[Recorded data]
◆ ◆ ◆ ◆

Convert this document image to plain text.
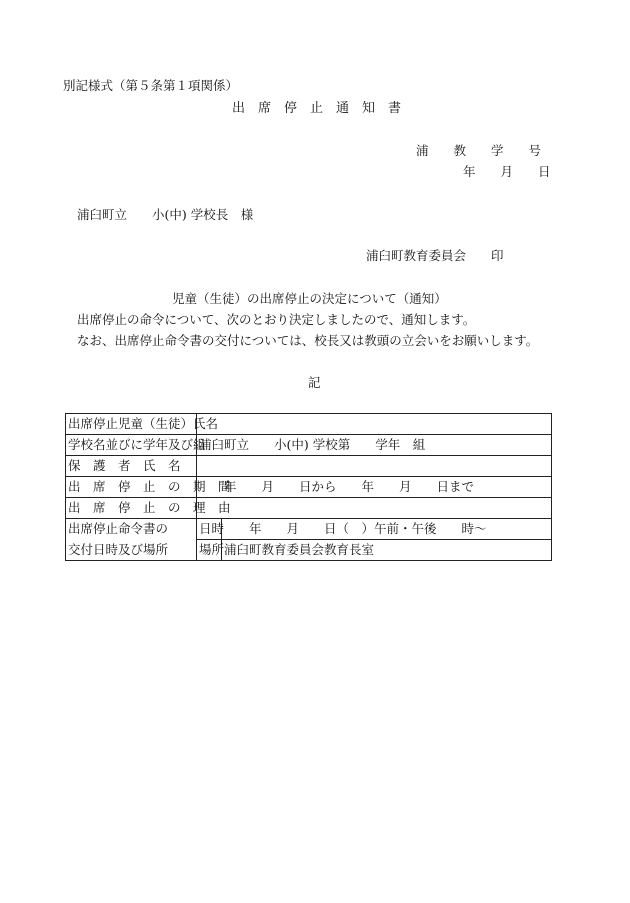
別記様式（第５条第１項関係）
出　席　停　止　通　知　書
浦　　教　　学　　号
年　　月　　日
浦臼町立　　小(中) 学校長　様
浦臼町教育委員会　　印
児童（生徒）の出席停止の決定について（通知）
出席停止の命令について、次のとおり決定しましたので、通知します。
なお、出席停止命令書の交付については、校長又は教頭の立会いをお願いします。
記
出席停止児童（生徒）氏名		
学校名並びに学年及び組	浦臼町立　　小(中) 学校第　　学年　組	
保　護　者　氏　名		
出　席　停　止　の　期　間	　　年　　月　　日から　　年　　月　　日まで	
出　席　停　止　の　理　由		
出席停止命令書の	日時	　　年　　月　　日（　）午前・午後　　時～
交付日時及び場所	場所	浦臼町教育委員会教育長室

◆ ◆ ◆ ◆

▶ Task statement
Restate the listing above word for word, and skip the pictures.

▶ Full solution
Convert this document image to plain text.
別記様式（第５条第１項関係）
出　席　停　止　通　知　書
浦　　教　　学　　号
年　　月　　日
浦臼町立　　小(中) 学校長　様
浦臼町教育委員会　　印
児童（生徒）の出席停止の決定について（通知）
出席停止の命令について、次のとおり決定しましたので、通知します。
なお、出席停止命令書の交付については、校長又は教頭の立会いをお願いします。
記
出席停止児童（生徒）氏名		
学校名並びに学年及び組	浦臼町立　　小(中) 学校第　　学年　組	
保　護　者　氏　名		
出　席　停　止　の　期　間	　　年　　月　　日から　　年　　月　　日まで	
出　席　停　止　の　理　由		
出席停止命令書の	日時	　　年　　月　　日（　）午前・午後　　時～
交付日時及び場所	場所	浦臼町教育委員会教育長室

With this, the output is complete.